▶ **Short task**
Transcribe each of the records below exactly, excluding all pictures.

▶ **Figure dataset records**
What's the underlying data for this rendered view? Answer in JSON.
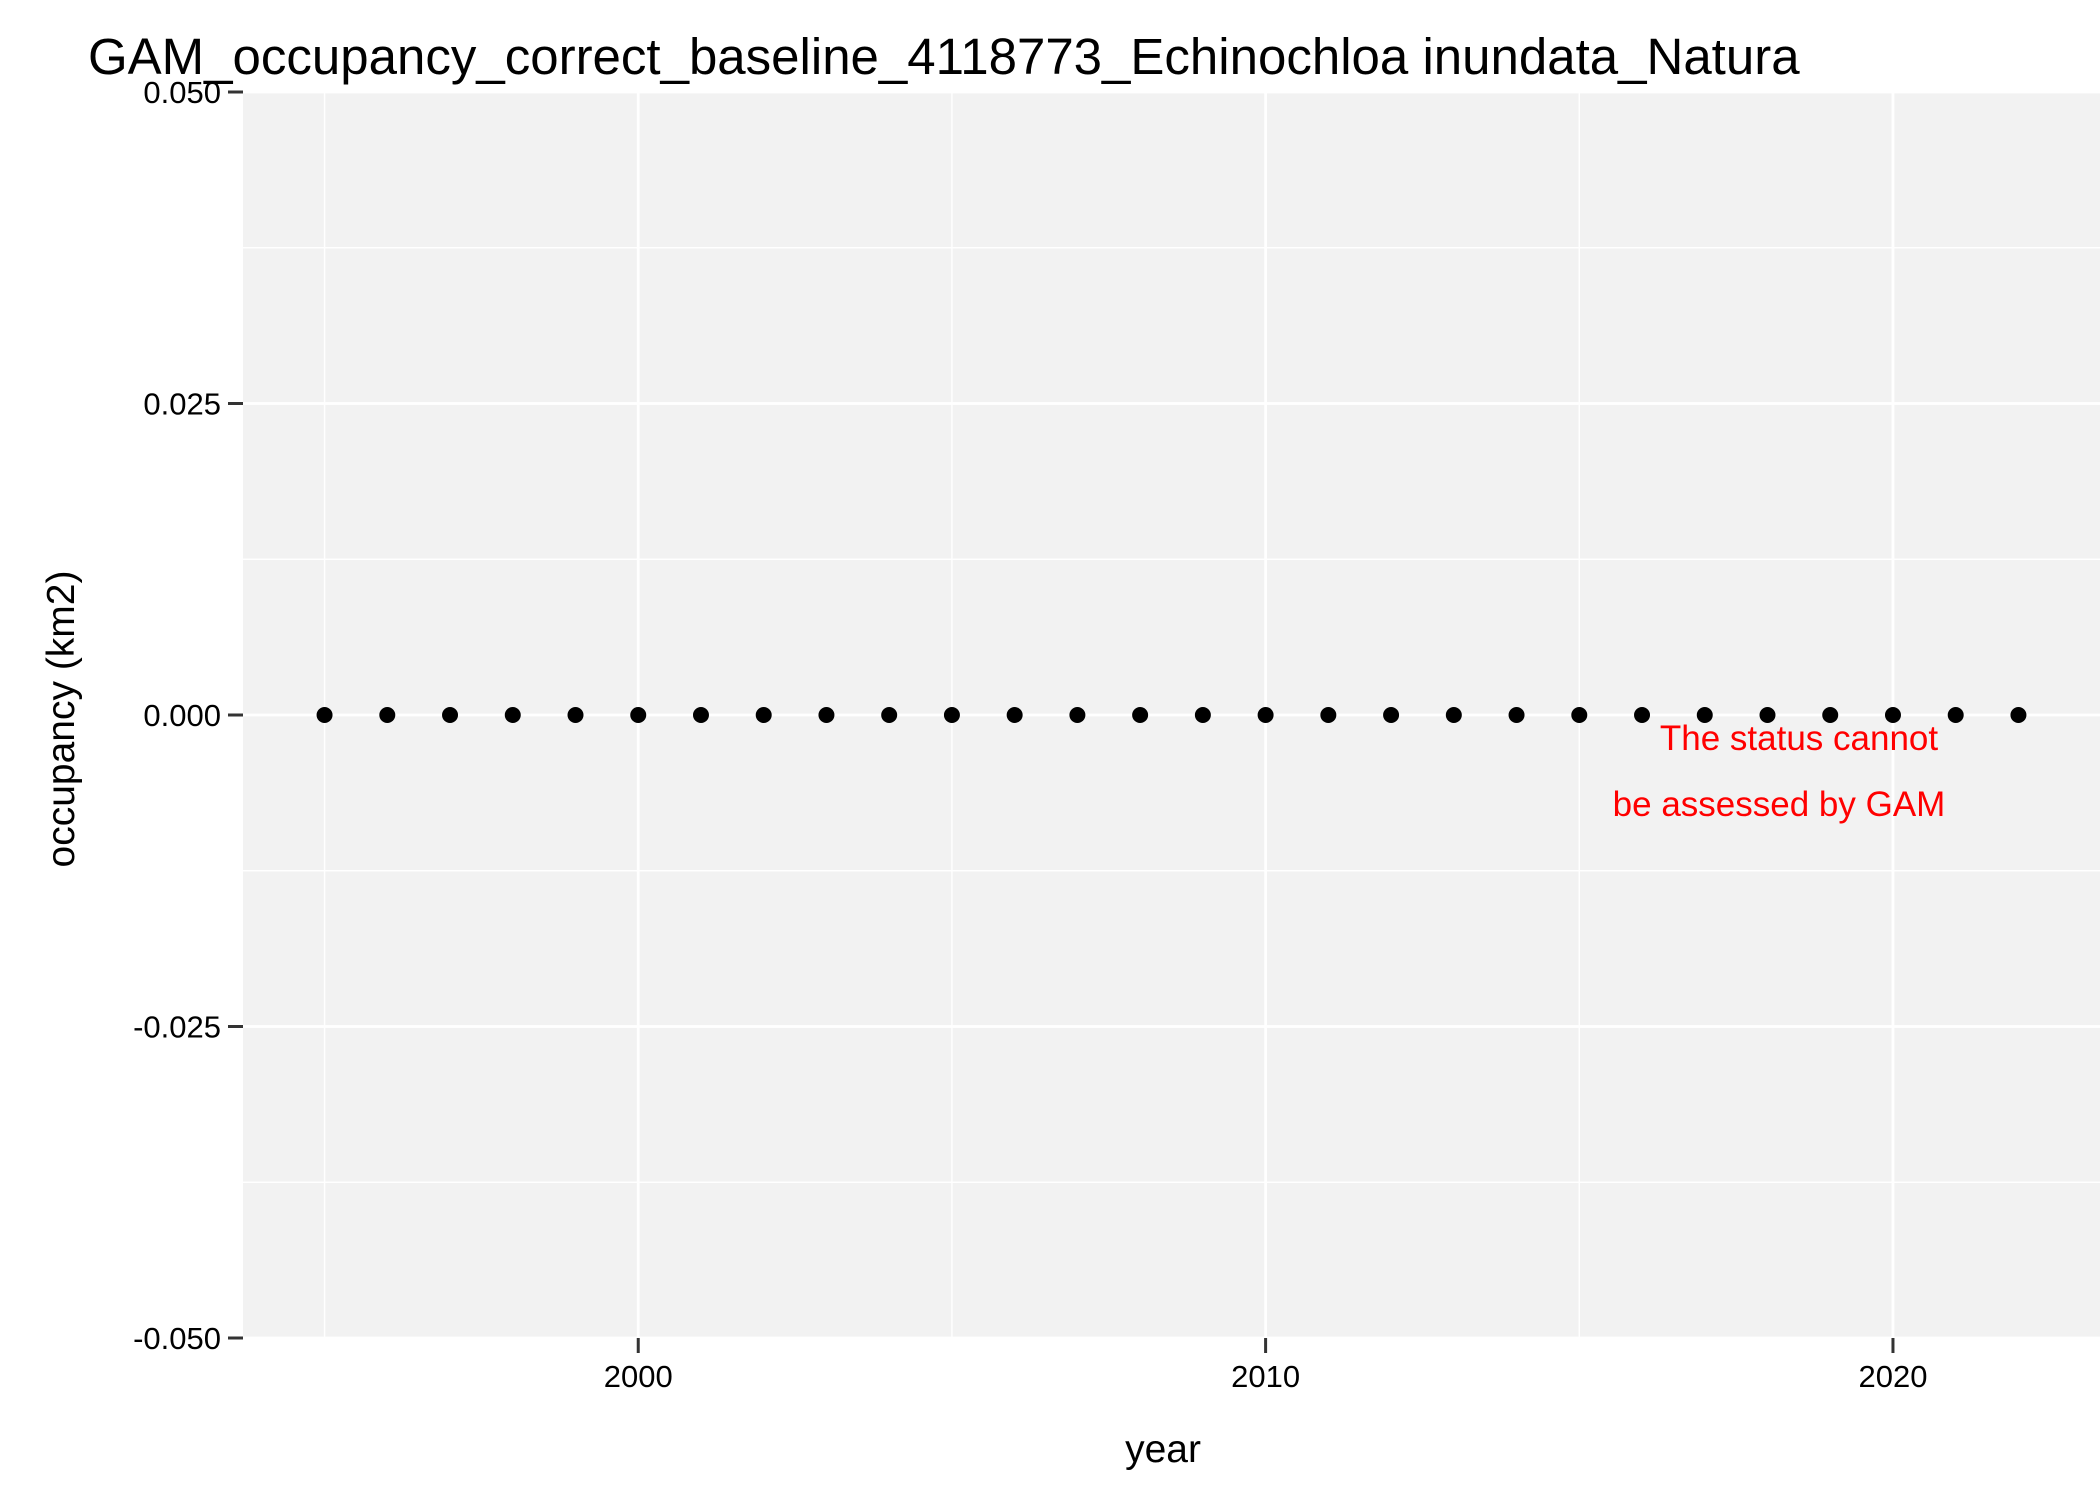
{
  "chart_data": {
    "type": "scatter",
    "title": "GAM_occupancy_correct_baseline_4118773_Echinochloa inundata_Natura",
    "xlabel": "year",
    "ylabel": "occupancy (km2)",
    "xlim": [
      1993.7,
      2023.3
    ],
    "ylim": [
      -0.05,
      0.05
    ],
    "x_ticks": [
      2000,
      2010,
      2020
    ],
    "x_tick_labels": [
      "2000",
      "2010",
      "2020"
    ],
    "x_minor_ticks": [
      1995,
      2005,
      2015
    ],
    "y_ticks": [
      -0.05,
      -0.025,
      0,
      0.025,
      0.05
    ],
    "y_tick_labels": [
      "-0.050",
      "-0.025",
      "0.000",
      "0.025",
      "0.050"
    ],
    "y_minor_ticks": [
      -0.0375,
      -0.0125,
      0.0125,
      0.0375
    ],
    "grid": true,
    "panel_background": "#f2f2f2",
    "point_color": "#000000",
    "annotation": {
      "lines": [
        "The status cannot",
        "be assessed by GAM"
      ],
      "color": "#ff0000"
    },
    "series": [
      {
        "x": [
          1995,
          1996,
          1997,
          1998,
          1999,
          2000,
          2001,
          2002,
          2003,
          2004,
          2005,
          2006,
          2007,
          2008,
          2009,
          2010,
          2011,
          2012,
          2013,
          2014,
          2015,
          2016,
          2017,
          2018,
          2019,
          2020,
          2021,
          2022
        ],
        "y": [
          0,
          0,
          0,
          0,
          0,
          0,
          0,
          0,
          0,
          0,
          0,
          0,
          0,
          0,
          0,
          0,
          0,
          0,
          0,
          0,
          0,
          0,
          0,
          0,
          0,
          0,
          0,
          0
        ]
      }
    ]
  }
}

▶ **Expected answer**
What's the underlying data for this rendered view? Answer in JSON.
{
  "chart_data": {
    "type": "scatter",
    "title": "GAM_occupancy_correct_baseline_4118773_Echinochloa inundata_Natura",
    "xlabel": "year",
    "ylabel": "occupancy (km2)",
    "xlim": [
      1993.7,
      2023.3
    ],
    "ylim": [
      -0.05,
      0.05
    ],
    "x_ticks": [
      2000,
      2010,
      2020
    ],
    "x_tick_labels": [
      "2000",
      "2010",
      "2020"
    ],
    "x_minor_ticks": [
      1995,
      2005,
      2015
    ],
    "y_ticks": [
      -0.05,
      -0.025,
      0,
      0.025,
      0.05
    ],
    "y_tick_labels": [
      "-0.050",
      "-0.025",
      "0.000",
      "0.025",
      "0.050"
    ],
    "y_minor_ticks": [
      -0.0375,
      -0.0125,
      0.0125,
      0.0375
    ],
    "grid": true,
    "panel_background": "#f2f2f2",
    "point_color": "#000000",
    "annotation": {
      "lines": [
        "The status cannot",
        "be assessed by GAM"
      ],
      "color": "#ff0000"
    },
    "series": [
      {
        "x": [
          1995,
          1996,
          1997,
          1998,
          1999,
          2000,
          2001,
          2002,
          2003,
          2004,
          2005,
          2006,
          2007,
          2008,
          2009,
          2010,
          2011,
          2012,
          2013,
          2014,
          2015,
          2016,
          2017,
          2018,
          2019,
          2020,
          2021,
          2022
        ],
        "y": [
          0,
          0,
          0,
          0,
          0,
          0,
          0,
          0,
          0,
          0,
          0,
          0,
          0,
          0,
          0,
          0,
          0,
          0,
          0,
          0,
          0,
          0,
          0,
          0,
          0,
          0,
          0,
          0
        ]
      }
    ]
  }
}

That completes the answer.